EXERCISE GOAL -
Each entry should be quoted word for word, including every mark of punctuation.

RECORDS FOR THE TASK -
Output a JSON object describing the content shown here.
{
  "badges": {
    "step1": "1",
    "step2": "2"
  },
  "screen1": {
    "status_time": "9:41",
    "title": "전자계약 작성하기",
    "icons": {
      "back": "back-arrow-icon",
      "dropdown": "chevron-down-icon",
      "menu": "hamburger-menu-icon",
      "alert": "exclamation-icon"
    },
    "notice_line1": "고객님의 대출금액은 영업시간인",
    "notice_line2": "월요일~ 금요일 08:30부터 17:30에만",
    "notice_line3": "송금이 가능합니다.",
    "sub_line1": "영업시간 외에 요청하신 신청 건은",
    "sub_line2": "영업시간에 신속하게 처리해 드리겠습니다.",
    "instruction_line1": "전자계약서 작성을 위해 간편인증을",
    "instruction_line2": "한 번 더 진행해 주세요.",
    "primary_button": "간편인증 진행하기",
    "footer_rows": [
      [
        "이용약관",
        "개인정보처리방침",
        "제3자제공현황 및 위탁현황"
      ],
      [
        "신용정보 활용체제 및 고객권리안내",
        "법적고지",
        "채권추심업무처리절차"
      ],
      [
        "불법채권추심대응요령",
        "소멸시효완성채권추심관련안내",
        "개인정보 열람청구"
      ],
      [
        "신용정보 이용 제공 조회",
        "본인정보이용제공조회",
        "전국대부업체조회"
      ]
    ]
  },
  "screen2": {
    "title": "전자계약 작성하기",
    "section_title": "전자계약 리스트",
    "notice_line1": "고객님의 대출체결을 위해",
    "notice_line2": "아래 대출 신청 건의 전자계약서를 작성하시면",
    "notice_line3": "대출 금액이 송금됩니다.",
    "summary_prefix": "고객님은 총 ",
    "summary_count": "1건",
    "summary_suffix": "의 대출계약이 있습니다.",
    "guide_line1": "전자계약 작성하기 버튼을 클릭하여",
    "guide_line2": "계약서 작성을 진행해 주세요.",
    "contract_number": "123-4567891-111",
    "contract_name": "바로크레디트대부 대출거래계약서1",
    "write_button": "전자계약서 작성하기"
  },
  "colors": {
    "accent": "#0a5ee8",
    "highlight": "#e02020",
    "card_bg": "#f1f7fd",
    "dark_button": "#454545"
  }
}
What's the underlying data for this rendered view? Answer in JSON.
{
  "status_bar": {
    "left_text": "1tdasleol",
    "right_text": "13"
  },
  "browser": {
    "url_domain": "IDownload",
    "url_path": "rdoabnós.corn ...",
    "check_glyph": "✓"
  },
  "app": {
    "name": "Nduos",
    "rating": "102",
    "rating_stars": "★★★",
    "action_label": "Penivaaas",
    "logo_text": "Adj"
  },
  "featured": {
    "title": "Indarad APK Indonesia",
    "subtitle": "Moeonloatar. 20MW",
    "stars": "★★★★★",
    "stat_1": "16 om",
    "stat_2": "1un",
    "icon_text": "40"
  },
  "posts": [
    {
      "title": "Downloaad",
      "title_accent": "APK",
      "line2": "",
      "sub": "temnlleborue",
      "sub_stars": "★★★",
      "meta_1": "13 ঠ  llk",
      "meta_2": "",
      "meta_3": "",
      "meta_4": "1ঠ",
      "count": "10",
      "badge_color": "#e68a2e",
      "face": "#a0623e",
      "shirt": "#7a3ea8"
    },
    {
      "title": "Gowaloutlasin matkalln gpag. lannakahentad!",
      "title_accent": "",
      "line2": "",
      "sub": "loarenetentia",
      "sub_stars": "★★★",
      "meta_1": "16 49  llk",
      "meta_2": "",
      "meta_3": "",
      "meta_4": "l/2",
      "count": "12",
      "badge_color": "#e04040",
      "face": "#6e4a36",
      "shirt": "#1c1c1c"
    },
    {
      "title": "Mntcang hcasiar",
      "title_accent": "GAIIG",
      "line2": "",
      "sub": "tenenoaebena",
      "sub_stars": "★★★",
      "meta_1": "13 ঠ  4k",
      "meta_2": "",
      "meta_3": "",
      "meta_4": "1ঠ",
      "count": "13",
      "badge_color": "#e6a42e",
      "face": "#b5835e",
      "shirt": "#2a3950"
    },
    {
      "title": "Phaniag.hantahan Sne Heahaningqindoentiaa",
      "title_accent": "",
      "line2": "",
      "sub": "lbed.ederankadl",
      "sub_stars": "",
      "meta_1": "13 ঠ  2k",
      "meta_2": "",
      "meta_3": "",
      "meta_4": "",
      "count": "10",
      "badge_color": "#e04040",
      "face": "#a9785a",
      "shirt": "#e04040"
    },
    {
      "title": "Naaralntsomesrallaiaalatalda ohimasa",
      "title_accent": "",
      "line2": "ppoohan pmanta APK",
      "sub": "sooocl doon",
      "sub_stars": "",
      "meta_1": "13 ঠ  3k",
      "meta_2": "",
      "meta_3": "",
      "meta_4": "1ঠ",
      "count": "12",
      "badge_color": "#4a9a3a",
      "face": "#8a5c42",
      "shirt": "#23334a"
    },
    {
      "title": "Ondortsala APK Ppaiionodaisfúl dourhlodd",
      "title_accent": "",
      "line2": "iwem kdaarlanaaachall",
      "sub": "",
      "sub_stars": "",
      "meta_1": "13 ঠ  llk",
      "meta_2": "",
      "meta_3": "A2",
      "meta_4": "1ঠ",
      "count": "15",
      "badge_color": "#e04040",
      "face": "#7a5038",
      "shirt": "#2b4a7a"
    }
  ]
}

REPLY -
Output a JSON object describing the content shown here.
{
  "badges": {
    "step1": "1",
    "step2": "2"
  },
  "screen1": {
    "status_time": "9:41",
    "title": "전자계약 작성하기",
    "icons": {
      "back": "back-arrow-icon",
      "dropdown": "chevron-down-icon",
      "menu": "hamburger-menu-icon",
      "alert": "exclamation-icon"
    },
    "notice_line1": "고객님의 대출금액은 영업시간인",
    "notice_line2": "월요일~ 금요일 08:30부터 17:30에만",
    "notice_line3": "송금이 가능합니다.",
    "sub_line1": "영업시간 외에 요청하신 신청 건은",
    "sub_line2": "영업시간에 신속하게 처리해 드리겠습니다.",
    "instruction_line1": "전자계약서 작성을 위해 간편인증을",
    "instruction_line2": "한 번 더 진행해 주세요.",
    "primary_button": "간편인증 진행하기",
    "footer_rows": [
      [
        "이용약관",
        "개인정보처리방침",
        "제3자제공현황 및 위탁현황"
      ],
      [
        "신용정보 활용체제 및 고객권리안내",
        "법적고지",
        "채권추심업무처리절차"
      ],
      [
        "불법채권추심대응요령",
        "소멸시효완성채권추심관련안내",
        "개인정보 열람청구"
      ],
      [
        "신용정보 이용 제공 조회",
        "본인정보이용제공조회",
        "전국대부업체조회"
      ]
    ]
  },
  "screen2": {
    "title": "전자계약 작성하기",
    "section_title": "전자계약 리스트",
    "notice_line1": "고객님의 대출체결을 위해",
    "notice_line2": "아래 대출 신청 건의 전자계약서를 작성하시면",
    "notice_line3": "대출 금액이 송금됩니다.",
    "summary_prefix": "고객님은 총 ",
    "summary_count": "1건",
    "summary_suffix": "의 대출계약이 있습니다.",
    "guide_line1": "전자계약 작성하기 버튼을 클릭하여",
    "guide_line2": "계약서 작성을 진행해 주세요.",
    "contract_number": "123-4567891-111",
    "contract_name": "바로크레디트대부 대출거래계약서1",
    "write_button": "전자계약서 작성하기"
  },
  "colors": {
    "accent": "#0a5ee8",
    "highlight": "#e02020",
    "card_bg": "#f1f7fd",
    "dark_button": "#454545"
  }
}
What's the underlying data for this rendered view? Answer in JSON.
{
  "status_bar": {
    "left_text": "1tdasleol",
    "right_text": "13"
  },
  "browser": {
    "url_domain": "IDownload",
    "url_path": "rdoabnós.corn ...",
    "check_glyph": "✓"
  },
  "app": {
    "name": "Nduos",
    "rating": "102",
    "rating_stars": "★★★",
    "action_label": "Penivaaas",
    "logo_text": "Adj"
  },
  "featured": {
    "title": "Indarad APK Indonesia",
    "subtitle": "Moeonloatar. 20MW",
    "stars": "★★★★★",
    "stat_1": "16 om",
    "stat_2": "1un",
    "icon_text": "40"
  },
  "posts": [
    {
      "title": "Downloaad",
      "title_accent": "APK",
      "line2": "",
      "sub": "temnlleborue",
      "sub_stars": "★★★",
      "meta_1": "13 ঠ  llk",
      "meta_2": "",
      "meta_3": "",
      "meta_4": "1ঠ",
      "count": "10",
      "badge_color": "#e68a2e",
      "face": "#a0623e",
      "shirt": "#7a3ea8"
    },
    {
      "title": "Gowaloutlasin matkalln gpag. lannakahentad!",
      "title_accent": "",
      "line2": "",
      "sub": "loarenetentia",
      "sub_stars": "★★★",
      "meta_1": "16 49  llk",
      "meta_2": "",
      "meta_3": "",
      "meta_4": "l/2",
      "count": "12",
      "badge_color": "#e04040",
      "face": "#6e4a36",
      "shirt": "#1c1c1c"
    },
    {
      "title": "Mntcang hcasiar",
      "title_accent": "GAIIG",
      "line2": "",
      "sub": "tenenoaebena",
      "sub_stars": "★★★",
      "meta_1": "13 ঠ  4k",
      "meta_2": "",
      "meta_3": "",
      "meta_4": "1ঠ",
      "count": "13",
      "badge_color": "#e6a42e",
      "face": "#b5835e",
      "shirt": "#2a3950"
    },
    {
      "title": "Phaniag.hantahan Sne Heahaningqindoentiaa",
      "title_accent": "",
      "line2": "",
      "sub": "lbed.ederankadl",
      "sub_stars": "",
      "meta_1": "13 ঠ  2k",
      "meta_2": "",
      "meta_3": "",
      "meta_4": "",
      "count": "10",
      "badge_color": "#e04040",
      "face": "#a9785a",
      "shirt": "#e04040"
    },
    {
      "title": "Naaralntsomesrallaiaalatalda ohimasa",
      "title_accent": "",
      "line2": "ppoohan pmanta APK",
      "sub": "sooocl doon",
      "sub_stars": "",
      "meta_1": "13 ঠ  3k",
      "meta_2": "",
      "meta_3": "",
      "meta_4": "1ঠ",
      "count": "12",
      "badge_color": "#4a9a3a",
      "face": "#8a5c42",
      "shirt": "#23334a"
    },
    {
      "title": "Ondortsala APK Ppaiionodaisfúl dourhlodd",
      "title_accent": "",
      "line2": "iwem kdaarlanaaachall",
      "sub": "",
      "sub_stars": "",
      "meta_1": "13 ঠ  llk",
      "meta_2": "",
      "meta_3": "A2",
      "meta_4": "1ঠ",
      "count": "15",
      "badge_color": "#e04040",
      "face": "#7a5038",
      "shirt": "#2b4a7a"
    }
  ]
}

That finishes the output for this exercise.